#### Input rows
# # # #
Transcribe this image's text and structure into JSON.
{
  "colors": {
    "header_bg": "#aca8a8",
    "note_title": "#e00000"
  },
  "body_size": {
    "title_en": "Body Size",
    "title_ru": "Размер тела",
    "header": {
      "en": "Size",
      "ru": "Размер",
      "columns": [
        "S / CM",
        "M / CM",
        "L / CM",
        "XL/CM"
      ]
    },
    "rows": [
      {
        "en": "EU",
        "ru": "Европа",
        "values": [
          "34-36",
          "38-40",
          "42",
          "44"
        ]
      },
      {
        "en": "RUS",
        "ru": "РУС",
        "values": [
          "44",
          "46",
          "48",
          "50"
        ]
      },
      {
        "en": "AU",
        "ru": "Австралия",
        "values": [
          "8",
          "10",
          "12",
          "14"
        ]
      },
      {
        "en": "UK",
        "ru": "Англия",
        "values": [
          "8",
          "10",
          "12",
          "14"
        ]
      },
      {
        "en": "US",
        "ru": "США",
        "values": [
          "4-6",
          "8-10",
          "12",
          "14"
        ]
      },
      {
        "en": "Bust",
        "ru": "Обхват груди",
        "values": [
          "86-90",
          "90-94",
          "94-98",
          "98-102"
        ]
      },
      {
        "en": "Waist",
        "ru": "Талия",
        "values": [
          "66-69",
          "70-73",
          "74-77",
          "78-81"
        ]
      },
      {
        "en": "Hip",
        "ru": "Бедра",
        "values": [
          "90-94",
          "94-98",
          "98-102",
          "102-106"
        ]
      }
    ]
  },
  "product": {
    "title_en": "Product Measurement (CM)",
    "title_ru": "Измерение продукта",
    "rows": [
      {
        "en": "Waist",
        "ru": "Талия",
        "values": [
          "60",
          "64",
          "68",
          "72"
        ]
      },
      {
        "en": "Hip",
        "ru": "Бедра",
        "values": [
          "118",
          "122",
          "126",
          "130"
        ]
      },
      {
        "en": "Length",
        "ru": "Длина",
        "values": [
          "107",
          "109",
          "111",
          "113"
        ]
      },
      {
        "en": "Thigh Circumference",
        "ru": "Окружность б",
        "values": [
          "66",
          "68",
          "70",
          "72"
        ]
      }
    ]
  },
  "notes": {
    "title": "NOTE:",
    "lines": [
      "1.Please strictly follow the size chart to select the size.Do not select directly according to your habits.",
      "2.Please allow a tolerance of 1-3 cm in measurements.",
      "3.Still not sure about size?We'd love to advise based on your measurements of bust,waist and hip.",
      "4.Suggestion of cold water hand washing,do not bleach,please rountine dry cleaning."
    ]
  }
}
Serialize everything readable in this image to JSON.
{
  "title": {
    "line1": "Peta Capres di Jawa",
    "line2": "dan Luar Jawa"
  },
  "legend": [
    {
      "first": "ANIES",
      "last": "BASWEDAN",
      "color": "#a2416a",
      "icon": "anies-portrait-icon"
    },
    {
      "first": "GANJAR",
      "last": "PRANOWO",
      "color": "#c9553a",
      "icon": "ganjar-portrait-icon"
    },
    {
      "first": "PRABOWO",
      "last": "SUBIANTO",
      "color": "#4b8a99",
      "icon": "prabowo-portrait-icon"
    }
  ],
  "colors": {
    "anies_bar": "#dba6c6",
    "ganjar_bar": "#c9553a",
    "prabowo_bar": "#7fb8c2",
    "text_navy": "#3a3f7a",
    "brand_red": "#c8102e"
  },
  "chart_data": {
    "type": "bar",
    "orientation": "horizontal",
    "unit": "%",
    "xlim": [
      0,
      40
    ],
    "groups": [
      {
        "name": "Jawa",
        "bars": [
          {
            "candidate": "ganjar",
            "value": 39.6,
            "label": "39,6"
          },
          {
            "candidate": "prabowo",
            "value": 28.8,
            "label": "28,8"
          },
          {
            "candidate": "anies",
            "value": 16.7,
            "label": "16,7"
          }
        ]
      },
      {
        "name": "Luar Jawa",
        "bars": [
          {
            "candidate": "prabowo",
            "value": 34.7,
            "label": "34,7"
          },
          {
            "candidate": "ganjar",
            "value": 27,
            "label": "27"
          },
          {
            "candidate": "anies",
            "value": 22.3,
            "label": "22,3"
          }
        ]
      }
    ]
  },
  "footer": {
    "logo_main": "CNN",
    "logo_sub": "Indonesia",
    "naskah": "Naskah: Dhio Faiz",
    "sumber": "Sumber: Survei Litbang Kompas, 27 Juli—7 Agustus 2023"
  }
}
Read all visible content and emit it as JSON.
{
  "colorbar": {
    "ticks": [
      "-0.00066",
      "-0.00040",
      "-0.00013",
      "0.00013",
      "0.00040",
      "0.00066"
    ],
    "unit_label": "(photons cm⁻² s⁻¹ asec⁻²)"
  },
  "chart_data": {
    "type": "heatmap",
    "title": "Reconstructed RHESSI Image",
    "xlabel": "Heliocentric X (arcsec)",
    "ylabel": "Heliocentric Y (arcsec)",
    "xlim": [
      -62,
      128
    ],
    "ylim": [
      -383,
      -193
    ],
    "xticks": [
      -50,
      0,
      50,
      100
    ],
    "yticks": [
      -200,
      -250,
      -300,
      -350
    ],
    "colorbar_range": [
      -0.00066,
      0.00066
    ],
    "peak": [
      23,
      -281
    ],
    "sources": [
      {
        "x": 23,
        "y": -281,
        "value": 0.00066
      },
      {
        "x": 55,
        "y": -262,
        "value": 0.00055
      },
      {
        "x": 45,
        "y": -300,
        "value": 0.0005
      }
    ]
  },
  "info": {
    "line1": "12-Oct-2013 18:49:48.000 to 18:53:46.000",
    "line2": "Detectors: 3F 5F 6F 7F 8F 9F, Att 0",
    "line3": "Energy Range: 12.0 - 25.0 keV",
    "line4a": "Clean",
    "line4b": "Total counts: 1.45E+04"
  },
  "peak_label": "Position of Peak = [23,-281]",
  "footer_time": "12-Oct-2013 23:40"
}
# # # #
#### The problem
Extract from the data every line where "arcsec" shows up.

#### Answer to the problem
    "xlabel": "Heliocentric X (arcsec)",
    "ylabel": "Heliocentric Y (arcsec)",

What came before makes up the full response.